---------- INPUT MATERIAL ----------

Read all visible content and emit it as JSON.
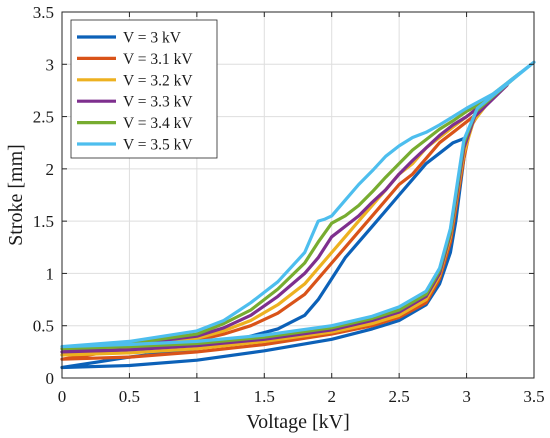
{
  "chart_data": {
    "type": "line",
    "title": "",
    "xlabel": "Voltage [kV]",
    "ylabel": "Stroke [mm]",
    "xlim": [
      0,
      3.5
    ],
    "ylim": [
      0,
      3.5
    ],
    "xticks": [
      0,
      0.5,
      1,
      1.5,
      2,
      2.5,
      3,
      3.5
    ],
    "yticks": [
      0,
      0.5,
      1,
      1.5,
      2,
      2.5,
      3,
      3.5
    ],
    "xtick_labels": [
      "0",
      "0.5",
      "1",
      "1.5",
      "2",
      "2.5",
      "3",
      "3.5"
    ],
    "ytick_labels": [
      "0",
      "0.5",
      "1",
      "1.5",
      "2",
      "2.5",
      "3",
      "3.5"
    ],
    "grid": true,
    "legend_position": "top-left",
    "series": [
      {
        "name": "V = 3 kV",
        "color": "#0c61b8",
        "x": [
          0,
          0.5,
          1,
          1.5,
          2,
          2.3,
          2.5,
          2.7,
          2.8,
          2.88,
          2.92,
          2.95,
          2.98,
          3.0,
          2.9,
          2.8,
          2.7,
          2.6,
          2.5,
          2.4,
          2.3,
          2.2,
          2.1,
          2.0,
          1.9,
          1.8,
          1.6,
          1.4,
          1.2,
          1.0,
          0.5,
          0
        ],
        "y": [
          0.1,
          0.12,
          0.17,
          0.26,
          0.37,
          0.47,
          0.55,
          0.7,
          0.9,
          1.2,
          1.5,
          1.8,
          2.1,
          2.3,
          2.25,
          2.15,
          2.05,
          1.9,
          1.75,
          1.6,
          1.45,
          1.3,
          1.15,
          0.95,
          0.75,
          0.6,
          0.47,
          0.4,
          0.33,
          0.28,
          0.2,
          0.1
        ]
      },
      {
        "name": "V = 3.1 kV",
        "color": "#d95319",
        "x": [
          0,
          0.5,
          1,
          1.5,
          2,
          2.3,
          2.5,
          2.7,
          2.8,
          2.88,
          2.93,
          2.98,
          3.03,
          3.1,
          3.0,
          2.9,
          2.8,
          2.7,
          2.6,
          2.5,
          2.4,
          2.3,
          2.2,
          2.1,
          2.0,
          1.9,
          1.8,
          1.6,
          1.4,
          1.2,
          1.0,
          0.5,
          0
        ],
        "y": [
          0.18,
          0.2,
          0.25,
          0.32,
          0.42,
          0.5,
          0.58,
          0.72,
          0.95,
          1.3,
          1.7,
          2.1,
          2.4,
          2.55,
          2.45,
          2.35,
          2.25,
          2.1,
          1.95,
          1.85,
          1.7,
          1.55,
          1.4,
          1.25,
          1.1,
          0.95,
          0.8,
          0.62,
          0.5,
          0.42,
          0.36,
          0.28,
          0.18
        ]
      },
      {
        "name": "V = 3.2 kV",
        "color": "#edb120",
        "x": [
          0,
          0.5,
          1,
          1.5,
          2,
          2.3,
          2.5,
          2.7,
          2.8,
          2.88,
          2.93,
          2.98,
          3.05,
          3.2,
          3.1,
          3.0,
          2.9,
          2.8,
          2.7,
          2.6,
          2.5,
          2.4,
          2.3,
          2.2,
          2.1,
          2.0,
          1.9,
          1.8,
          1.6,
          1.4,
          1.2,
          1.0,
          0.5,
          0
        ],
        "y": [
          0.22,
          0.24,
          0.28,
          0.35,
          0.44,
          0.52,
          0.6,
          0.75,
          0.98,
          1.35,
          1.75,
          2.15,
          2.45,
          2.7,
          2.6,
          2.5,
          2.4,
          2.3,
          2.2,
          2.05,
          1.95,
          1.8,
          1.65,
          1.5,
          1.35,
          1.2,
          1.05,
          0.9,
          0.7,
          0.55,
          0.45,
          0.38,
          0.3,
          0.22
        ]
      },
      {
        "name": "V = 3.3 kV",
        "color": "#7e2f8e",
        "x": [
          0,
          0.5,
          1,
          1.5,
          2,
          2.3,
          2.5,
          2.7,
          2.8,
          2.88,
          2.93,
          2.98,
          3.06,
          3.3,
          3.2,
          3.1,
          3.0,
          2.9,
          2.8,
          2.7,
          2.6,
          2.5,
          2.4,
          2.3,
          2.2,
          2.1,
          2.0,
          1.9,
          1.8,
          1.6,
          1.4,
          1.2,
          1.0,
          0.5,
          0
        ],
        "y": [
          0.25,
          0.27,
          0.31,
          0.37,
          0.46,
          0.55,
          0.63,
          0.78,
          1.0,
          1.38,
          1.78,
          2.2,
          2.5,
          2.8,
          2.7,
          2.6,
          2.5,
          2.42,
          2.32,
          2.2,
          2.08,
          1.95,
          1.8,
          1.68,
          1.55,
          1.45,
          1.35,
          1.15,
          1.0,
          0.78,
          0.6,
          0.48,
          0.4,
          0.32,
          0.25
        ]
      },
      {
        "name": "V = 3.4 kV",
        "color": "#77ac30",
        "x": [
          0,
          0.5,
          1,
          1.5,
          2,
          2.3,
          2.5,
          2.7,
          2.8,
          2.88,
          2.93,
          2.98,
          3.07,
          3.4,
          3.3,
          3.2,
          3.1,
          3.0,
          2.9,
          2.8,
          2.7,
          2.6,
          2.5,
          2.4,
          2.3,
          2.2,
          2.1,
          2.0,
          1.9,
          1.8,
          1.6,
          1.4,
          1.2,
          1.0,
          0.5,
          0
        ],
        "y": [
          0.28,
          0.3,
          0.33,
          0.39,
          0.48,
          0.57,
          0.65,
          0.8,
          1.03,
          1.4,
          1.82,
          2.25,
          2.55,
          2.92,
          2.82,
          2.72,
          2.62,
          2.55,
          2.46,
          2.38,
          2.28,
          2.18,
          2.05,
          1.92,
          1.78,
          1.65,
          1.55,
          1.48,
          1.3,
          1.1,
          0.85,
          0.65,
          0.52,
          0.42,
          0.33,
          0.28
        ]
      },
      {
        "name": "V = 3.5 kV",
        "color": "#4dbeee",
        "x": [
          0,
          0.5,
          1,
          1.5,
          2,
          2.3,
          2.5,
          2.7,
          2.8,
          2.88,
          2.93,
          2.98,
          3.08,
          3.5,
          3.4,
          3.3,
          3.2,
          3.1,
          3.0,
          2.9,
          2.8,
          2.7,
          2.6,
          2.5,
          2.4,
          2.3,
          2.2,
          2.1,
          2.0,
          1.95,
          1.9,
          1.8,
          1.6,
          1.4,
          1.2,
          1.0,
          0.5,
          0
        ],
        "y": [
          0.3,
          0.32,
          0.35,
          0.41,
          0.5,
          0.59,
          0.68,
          0.83,
          1.05,
          1.43,
          1.85,
          2.28,
          2.58,
          3.02,
          2.92,
          2.82,
          2.72,
          2.65,
          2.58,
          2.5,
          2.42,
          2.35,
          2.3,
          2.22,
          2.12,
          1.98,
          1.85,
          1.7,
          1.55,
          1.52,
          1.5,
          1.2,
          0.92,
          0.72,
          0.55,
          0.45,
          0.35,
          0.3
        ]
      }
    ]
  }
}
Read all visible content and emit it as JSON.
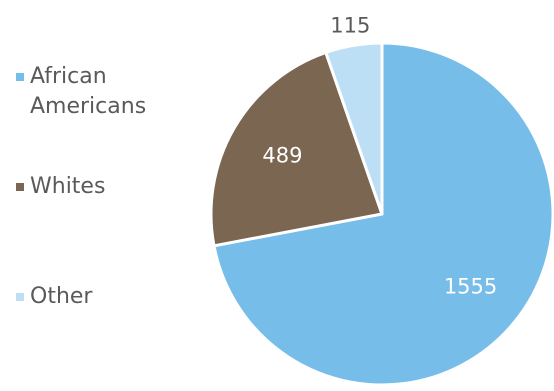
{
  "chart_data": {
    "type": "pie",
    "categories": [
      "African Americans",
      "Whites",
      "Other"
    ],
    "values": [
      1555,
      489,
      115
    ],
    "labels": [
      "1555",
      "489",
      "115"
    ],
    "colors": [
      "#77bde9",
      "#7b6651",
      "#bddff5"
    ],
    "label_colors": [
      "#ffffff",
      "#ffffff",
      "#5a5a5a"
    ],
    "legend_position": "left",
    "start_angle_deg": 0,
    "direction": "clockwise"
  }
}
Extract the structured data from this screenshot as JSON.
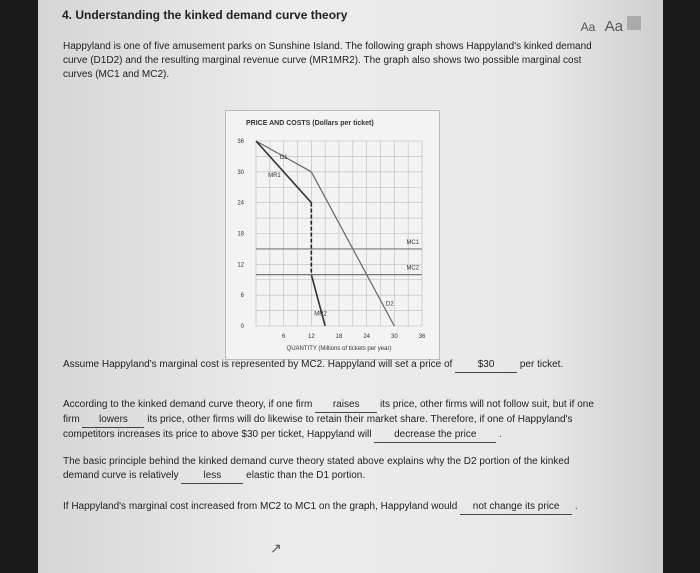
{
  "header": {
    "title": "4. Understanding the kinked demand curve theory",
    "font_small": "Aa",
    "font_large": "Aa",
    "print_icon": "printer-icon"
  },
  "intro": "Happyland is one of five amusement parks on Sunshine Island. The following graph shows Happyland's kinked demand curve (D1D2) and the resulting marginal revenue curve (MR1MR2). The graph also shows two possible marginal cost curves (MC1 and MC2).",
  "chart_data": {
    "type": "line",
    "title": "PRICE AND COSTS (Dollars per ticket)",
    "xlabel": "QUANTITY (Millions of tickets per year)",
    "ylabel": "PRICE AND COSTS (Dollars per ticket)",
    "xlim": [
      0,
      36
    ],
    "ylim": [
      0,
      36
    ],
    "xticks": [
      0,
      6,
      12,
      18,
      24,
      30,
      36
    ],
    "yticks": [
      0,
      6,
      12,
      18,
      24,
      30,
      36
    ],
    "grid": true,
    "series": [
      {
        "name": "D1",
        "points": [
          [
            0,
            36
          ],
          [
            12,
            30
          ]
        ],
        "color": "#666"
      },
      {
        "name": "D2",
        "points": [
          [
            12,
            30
          ],
          [
            30,
            0
          ]
        ],
        "color": "#666"
      },
      {
        "name": "MR1",
        "points": [
          [
            0,
            36
          ],
          [
            12,
            24
          ]
        ],
        "color": "#333"
      },
      {
        "name": "MR2",
        "points": [
          [
            12,
            10
          ],
          [
            15,
            0
          ]
        ],
        "color": "#333"
      },
      {
        "name": "gap",
        "points": [
          [
            12,
            24
          ],
          [
            12,
            10
          ]
        ],
        "color": "#222",
        "dashed": true
      },
      {
        "name": "MC1",
        "points": [
          [
            0,
            15
          ],
          [
            36,
            15
          ]
        ],
        "color": "#777"
      },
      {
        "name": "MC2",
        "points": [
          [
            0,
            10
          ],
          [
            36,
            10
          ]
        ],
        "color": "#777"
      }
    ]
  },
  "q1": {
    "before": "Assume Happyland's marginal cost is represented by MC2. Happyland will set a price of",
    "answer": "$30",
    "after": "per ticket."
  },
  "q2": {
    "t1": "According to the kinked demand curve theory, if one firm",
    "a1": "raises",
    "t2": "its price, other firms will not follow suit, but if one firm",
    "a2": "lowers",
    "t3": "its price, other firms will do likewise to retain their market share. Therefore, if one of Happyland's competitors increases its price to above $30 per ticket, Happyland will",
    "a3": "decrease the price",
    "t4": "."
  },
  "q3": {
    "t1": "The basic principle behind the kinked demand curve theory stated above explains why the D2 portion of the kinked demand curve is relatively",
    "a1": "less",
    "t2": "elastic than the D1 portion."
  },
  "q4": {
    "t1": "If Happyland's marginal cost increased from MC2 to MC1 on the graph, Happyland would",
    "a1": "not change its price",
    "t2": "."
  }
}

----------

→ TASK BRIEF
Reply with nothing but the number of lines in the data above that contain "firms".

→ TASK OUTPUT
2